Excerpts from a figure dataset:
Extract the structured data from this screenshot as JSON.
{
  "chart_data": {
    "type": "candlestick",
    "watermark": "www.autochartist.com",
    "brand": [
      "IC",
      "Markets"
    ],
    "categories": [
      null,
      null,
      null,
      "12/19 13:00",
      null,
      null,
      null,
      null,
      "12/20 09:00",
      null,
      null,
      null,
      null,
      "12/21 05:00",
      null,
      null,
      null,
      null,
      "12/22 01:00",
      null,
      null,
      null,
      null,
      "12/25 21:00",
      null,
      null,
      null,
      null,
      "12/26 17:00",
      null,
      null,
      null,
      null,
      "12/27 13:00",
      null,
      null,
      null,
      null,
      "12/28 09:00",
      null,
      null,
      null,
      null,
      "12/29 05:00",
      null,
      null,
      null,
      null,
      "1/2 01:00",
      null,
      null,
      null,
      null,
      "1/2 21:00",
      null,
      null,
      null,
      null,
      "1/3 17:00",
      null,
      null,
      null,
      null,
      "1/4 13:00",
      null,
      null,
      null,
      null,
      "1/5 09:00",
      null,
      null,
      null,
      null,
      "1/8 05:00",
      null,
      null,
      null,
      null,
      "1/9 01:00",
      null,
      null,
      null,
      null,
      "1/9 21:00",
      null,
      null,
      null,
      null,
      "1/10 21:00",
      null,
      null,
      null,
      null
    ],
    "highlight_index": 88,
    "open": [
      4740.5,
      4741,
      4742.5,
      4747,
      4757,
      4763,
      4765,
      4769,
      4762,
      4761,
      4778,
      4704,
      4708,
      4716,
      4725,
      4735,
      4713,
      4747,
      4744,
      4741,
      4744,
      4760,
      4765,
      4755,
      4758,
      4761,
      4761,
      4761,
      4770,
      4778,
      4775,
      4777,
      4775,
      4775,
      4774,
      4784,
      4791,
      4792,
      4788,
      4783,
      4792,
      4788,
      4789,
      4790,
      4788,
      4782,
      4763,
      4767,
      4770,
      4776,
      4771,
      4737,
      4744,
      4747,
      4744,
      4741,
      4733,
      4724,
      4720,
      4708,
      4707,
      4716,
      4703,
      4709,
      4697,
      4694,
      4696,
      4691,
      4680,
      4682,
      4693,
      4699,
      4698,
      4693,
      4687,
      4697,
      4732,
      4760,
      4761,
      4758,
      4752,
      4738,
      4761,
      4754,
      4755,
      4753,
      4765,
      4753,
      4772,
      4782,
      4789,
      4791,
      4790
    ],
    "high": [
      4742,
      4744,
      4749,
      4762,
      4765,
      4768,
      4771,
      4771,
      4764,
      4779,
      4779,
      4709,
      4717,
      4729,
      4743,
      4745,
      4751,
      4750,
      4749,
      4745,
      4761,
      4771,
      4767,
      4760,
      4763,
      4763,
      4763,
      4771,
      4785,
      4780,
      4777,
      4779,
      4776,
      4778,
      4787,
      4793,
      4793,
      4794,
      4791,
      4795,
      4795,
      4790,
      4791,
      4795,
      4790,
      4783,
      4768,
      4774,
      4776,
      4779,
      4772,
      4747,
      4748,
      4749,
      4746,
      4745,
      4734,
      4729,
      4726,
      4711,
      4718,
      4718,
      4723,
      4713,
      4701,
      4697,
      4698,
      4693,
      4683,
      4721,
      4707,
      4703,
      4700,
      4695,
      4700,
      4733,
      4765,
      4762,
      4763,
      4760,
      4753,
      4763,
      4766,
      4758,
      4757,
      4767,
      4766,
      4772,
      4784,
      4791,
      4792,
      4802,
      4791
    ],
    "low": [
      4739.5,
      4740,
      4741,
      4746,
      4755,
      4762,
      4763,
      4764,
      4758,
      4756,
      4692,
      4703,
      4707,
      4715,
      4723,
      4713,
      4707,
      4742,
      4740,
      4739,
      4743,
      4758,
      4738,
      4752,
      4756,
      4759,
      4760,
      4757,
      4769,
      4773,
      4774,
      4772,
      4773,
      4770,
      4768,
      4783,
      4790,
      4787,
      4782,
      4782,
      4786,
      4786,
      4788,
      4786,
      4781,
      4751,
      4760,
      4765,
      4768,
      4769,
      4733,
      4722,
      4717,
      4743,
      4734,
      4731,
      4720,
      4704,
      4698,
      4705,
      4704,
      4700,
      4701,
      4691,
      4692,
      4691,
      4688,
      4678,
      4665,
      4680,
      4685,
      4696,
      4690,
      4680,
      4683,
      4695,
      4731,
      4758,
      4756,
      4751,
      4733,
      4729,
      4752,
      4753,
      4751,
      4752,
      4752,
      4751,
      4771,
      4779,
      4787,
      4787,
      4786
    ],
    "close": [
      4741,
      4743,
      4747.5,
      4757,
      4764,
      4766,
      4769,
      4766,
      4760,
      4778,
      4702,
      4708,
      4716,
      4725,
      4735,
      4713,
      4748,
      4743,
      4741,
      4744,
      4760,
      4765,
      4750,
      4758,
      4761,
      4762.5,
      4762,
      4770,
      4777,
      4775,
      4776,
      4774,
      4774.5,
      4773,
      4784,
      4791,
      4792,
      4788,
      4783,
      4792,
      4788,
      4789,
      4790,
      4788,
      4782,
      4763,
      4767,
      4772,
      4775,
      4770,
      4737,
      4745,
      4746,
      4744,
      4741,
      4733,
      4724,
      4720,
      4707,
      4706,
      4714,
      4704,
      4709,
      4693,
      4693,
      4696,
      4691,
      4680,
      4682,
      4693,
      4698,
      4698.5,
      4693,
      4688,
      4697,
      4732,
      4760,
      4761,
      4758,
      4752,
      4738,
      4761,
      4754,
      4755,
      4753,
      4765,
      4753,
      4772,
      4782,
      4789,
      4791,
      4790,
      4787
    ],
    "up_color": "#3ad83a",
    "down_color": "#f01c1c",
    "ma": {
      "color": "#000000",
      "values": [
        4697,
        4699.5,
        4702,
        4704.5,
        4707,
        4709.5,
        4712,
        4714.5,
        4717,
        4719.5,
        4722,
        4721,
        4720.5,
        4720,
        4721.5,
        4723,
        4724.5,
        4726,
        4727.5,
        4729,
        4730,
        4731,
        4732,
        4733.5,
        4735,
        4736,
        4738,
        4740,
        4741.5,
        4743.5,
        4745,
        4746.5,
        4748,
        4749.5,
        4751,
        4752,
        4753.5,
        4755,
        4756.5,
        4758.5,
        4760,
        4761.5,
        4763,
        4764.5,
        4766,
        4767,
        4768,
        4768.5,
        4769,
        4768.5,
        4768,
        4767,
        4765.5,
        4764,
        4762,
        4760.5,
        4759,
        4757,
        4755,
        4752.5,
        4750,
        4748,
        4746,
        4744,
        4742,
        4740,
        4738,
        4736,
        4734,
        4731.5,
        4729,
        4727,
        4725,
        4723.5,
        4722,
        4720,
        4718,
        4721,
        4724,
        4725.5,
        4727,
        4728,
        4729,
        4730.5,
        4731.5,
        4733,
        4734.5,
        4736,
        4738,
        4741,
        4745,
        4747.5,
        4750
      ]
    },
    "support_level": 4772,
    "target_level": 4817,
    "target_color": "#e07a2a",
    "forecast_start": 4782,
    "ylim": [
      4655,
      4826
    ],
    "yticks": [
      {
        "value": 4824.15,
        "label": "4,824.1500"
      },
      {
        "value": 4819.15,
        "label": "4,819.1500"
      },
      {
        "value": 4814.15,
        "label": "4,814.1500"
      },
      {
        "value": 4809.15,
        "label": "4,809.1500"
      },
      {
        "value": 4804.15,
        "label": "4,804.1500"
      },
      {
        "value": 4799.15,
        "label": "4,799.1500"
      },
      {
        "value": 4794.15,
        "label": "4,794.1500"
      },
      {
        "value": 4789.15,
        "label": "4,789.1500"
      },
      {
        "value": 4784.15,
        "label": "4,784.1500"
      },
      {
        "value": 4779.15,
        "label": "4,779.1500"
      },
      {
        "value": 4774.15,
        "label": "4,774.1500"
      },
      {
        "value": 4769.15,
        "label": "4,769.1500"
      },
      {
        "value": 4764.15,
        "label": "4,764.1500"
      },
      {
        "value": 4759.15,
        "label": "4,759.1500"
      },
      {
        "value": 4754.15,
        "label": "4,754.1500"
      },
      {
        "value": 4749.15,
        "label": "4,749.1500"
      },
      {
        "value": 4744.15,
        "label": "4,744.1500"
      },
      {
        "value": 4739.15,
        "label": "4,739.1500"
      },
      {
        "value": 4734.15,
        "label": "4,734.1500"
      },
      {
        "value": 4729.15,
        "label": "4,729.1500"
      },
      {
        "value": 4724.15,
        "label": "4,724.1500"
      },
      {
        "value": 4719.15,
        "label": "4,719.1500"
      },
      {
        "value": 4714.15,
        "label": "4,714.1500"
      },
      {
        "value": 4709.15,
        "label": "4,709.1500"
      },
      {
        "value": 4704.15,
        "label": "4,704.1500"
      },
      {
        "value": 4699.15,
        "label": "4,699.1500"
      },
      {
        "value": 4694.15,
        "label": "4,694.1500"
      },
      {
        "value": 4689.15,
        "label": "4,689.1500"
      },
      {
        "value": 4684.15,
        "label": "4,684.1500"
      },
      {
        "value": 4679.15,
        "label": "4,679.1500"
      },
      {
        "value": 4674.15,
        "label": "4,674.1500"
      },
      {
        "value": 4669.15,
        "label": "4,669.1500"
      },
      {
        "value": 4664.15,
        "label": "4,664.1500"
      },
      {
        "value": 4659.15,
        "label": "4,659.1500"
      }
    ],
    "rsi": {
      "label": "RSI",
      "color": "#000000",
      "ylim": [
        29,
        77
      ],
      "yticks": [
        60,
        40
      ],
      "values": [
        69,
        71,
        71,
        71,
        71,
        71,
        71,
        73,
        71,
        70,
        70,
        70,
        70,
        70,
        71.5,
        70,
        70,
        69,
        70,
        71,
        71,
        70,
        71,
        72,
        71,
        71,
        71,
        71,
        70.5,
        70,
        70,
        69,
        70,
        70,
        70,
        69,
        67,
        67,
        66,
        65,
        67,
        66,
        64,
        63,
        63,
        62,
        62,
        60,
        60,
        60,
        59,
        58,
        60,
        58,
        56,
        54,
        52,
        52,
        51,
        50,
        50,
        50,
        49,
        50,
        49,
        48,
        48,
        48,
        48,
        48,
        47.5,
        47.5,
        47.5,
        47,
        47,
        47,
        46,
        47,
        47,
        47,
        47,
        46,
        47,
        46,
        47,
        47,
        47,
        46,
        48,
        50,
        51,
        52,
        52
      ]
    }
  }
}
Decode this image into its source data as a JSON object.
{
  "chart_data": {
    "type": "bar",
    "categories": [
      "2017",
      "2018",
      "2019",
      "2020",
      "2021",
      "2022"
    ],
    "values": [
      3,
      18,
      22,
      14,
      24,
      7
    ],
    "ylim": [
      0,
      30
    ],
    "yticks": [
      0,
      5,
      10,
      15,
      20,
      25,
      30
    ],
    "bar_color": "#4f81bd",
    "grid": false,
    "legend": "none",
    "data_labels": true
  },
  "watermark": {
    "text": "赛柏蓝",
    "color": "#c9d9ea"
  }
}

• TASK INSTRUCTIONS:
Read the data above. Pull out each line in which the string "watermark" appears.

• RESULT FOR THIS EXERCISE:
    "watermark": "www.autochartist.com",
  "watermark": {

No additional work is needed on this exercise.